-- Start Data rows --
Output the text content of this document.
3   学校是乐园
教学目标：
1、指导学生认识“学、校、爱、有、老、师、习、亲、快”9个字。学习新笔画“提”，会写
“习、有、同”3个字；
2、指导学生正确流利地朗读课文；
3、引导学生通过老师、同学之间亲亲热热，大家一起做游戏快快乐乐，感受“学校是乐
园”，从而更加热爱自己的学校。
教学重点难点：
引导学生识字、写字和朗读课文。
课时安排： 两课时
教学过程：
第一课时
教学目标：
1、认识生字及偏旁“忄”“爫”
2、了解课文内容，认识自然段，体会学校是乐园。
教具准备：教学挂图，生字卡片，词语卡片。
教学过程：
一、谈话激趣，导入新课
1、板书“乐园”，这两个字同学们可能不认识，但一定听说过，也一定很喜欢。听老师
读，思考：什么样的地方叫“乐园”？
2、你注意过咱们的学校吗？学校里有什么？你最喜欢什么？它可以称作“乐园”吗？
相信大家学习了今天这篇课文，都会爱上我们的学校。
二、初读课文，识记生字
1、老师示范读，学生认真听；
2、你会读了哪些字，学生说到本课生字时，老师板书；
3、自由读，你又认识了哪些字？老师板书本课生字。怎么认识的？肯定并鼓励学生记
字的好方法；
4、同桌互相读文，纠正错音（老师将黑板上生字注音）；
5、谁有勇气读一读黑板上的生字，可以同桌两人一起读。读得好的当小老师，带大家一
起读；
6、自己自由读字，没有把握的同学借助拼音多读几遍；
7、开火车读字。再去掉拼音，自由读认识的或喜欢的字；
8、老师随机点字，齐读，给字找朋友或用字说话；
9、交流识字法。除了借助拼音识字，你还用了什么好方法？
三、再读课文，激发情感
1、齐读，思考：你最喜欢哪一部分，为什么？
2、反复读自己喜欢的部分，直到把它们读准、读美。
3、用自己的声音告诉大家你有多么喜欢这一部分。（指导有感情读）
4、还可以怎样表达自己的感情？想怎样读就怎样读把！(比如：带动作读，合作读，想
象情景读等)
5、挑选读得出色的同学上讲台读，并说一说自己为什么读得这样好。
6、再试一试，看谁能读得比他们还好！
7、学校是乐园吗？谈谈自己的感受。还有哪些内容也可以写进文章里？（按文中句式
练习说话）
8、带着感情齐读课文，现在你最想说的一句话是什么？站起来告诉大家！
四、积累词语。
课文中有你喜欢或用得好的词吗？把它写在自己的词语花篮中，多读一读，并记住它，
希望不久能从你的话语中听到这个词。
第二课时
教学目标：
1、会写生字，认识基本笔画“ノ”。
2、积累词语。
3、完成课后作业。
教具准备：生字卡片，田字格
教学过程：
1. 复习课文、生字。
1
-- End Data rows --
▶ **Do this**
Using the data above, return each line exactly as written.

▶ **Full answer**
Output the text content of this document.
3   学校是乐园
教学目标：
1、指导学生认识“学、校、爱、有、老、师、习、亲、快”9个字。学习新笔画“提”，会写
“习、有、同”3个字；
2、指导学生正确流利地朗读课文；
3、引导学生通过老师、同学之间亲亲热热，大家一起做游戏快快乐乐，感受“学校是乐
园”，从而更加热爱自己的学校。
教学重点难点：
引导学生识字、写字和朗读课文。
课时安排： 两课时
教学过程：
第一课时
教学目标：
1、认识生字及偏旁“忄”“爫”
2、了解课文内容，认识自然段，体会学校是乐园。
教具准备：教学挂图，生字卡片，词语卡片。
教学过程：
一、谈话激趣，导入新课
1、板书“乐园”，这两个字同学们可能不认识，但一定听说过，也一定很喜欢。听老师
读，思考：什么样的地方叫“乐园”？
2、你注意过咱们的学校吗？学校里有什么？你最喜欢什么？它可以称作“乐园”吗？
相信大家学习了今天这篇课文，都会爱上我们的学校。
二、初读课文，识记生字
1、老师示范读，学生认真听；
2、你会读了哪些字，学生说到本课生字时，老师板书；
3、自由读，你又认识了哪些字？老师板书本课生字。怎么认识的？肯定并鼓励学生记
字的好方法；
4、同桌互相读文，纠正错音（老师将黑板上生字注音）；
5、谁有勇气读一读黑板上的生字，可以同桌两人一起读。读得好的当小老师，带大家一
起读；
6、自己自由读字，没有把握的同学借助拼音多读几遍；
7、开火车读字。再去掉拼音，自由读认识的或喜欢的字；
8、老师随机点字，齐读，给字找朋友或用字说话；
9、交流识字法。除了借助拼音识字，你还用了什么好方法？
三、再读课文，激发情感
1、齐读，思考：你最喜欢哪一部分，为什么？
2、反复读自己喜欢的部分，直到把它们读准、读美。
3、用自己的声音告诉大家你有多么喜欢这一部分。（指导有感情读）
4、还可以怎样表达自己的感情？想怎样读就怎样读把！(比如：带动作读，合作读，想
象情景读等)
5、挑选读得出色的同学上讲台读，并说一说自己为什么读得这样好。
6、再试一试，看谁能读得比他们还好！
7、学校是乐园吗？谈谈自己的感受。还有哪些内容也可以写进文章里？（按文中句式
练习说话）
8、带着感情齐读课文，现在你最想说的一句话是什么？站起来告诉大家！
四、积累词语。
课文中有你喜欢或用得好的词吗？把它写在自己的词语花篮中，多读一读，并记住它，
希望不久能从你的话语中听到这个词。
第二课时
教学目标：
1、会写生字，认识基本笔画“ノ”。
2、积累词语。
3、完成课后作业。
教具准备：生字卡片，田字格
教学过程：
1. 复习课文、生字。
1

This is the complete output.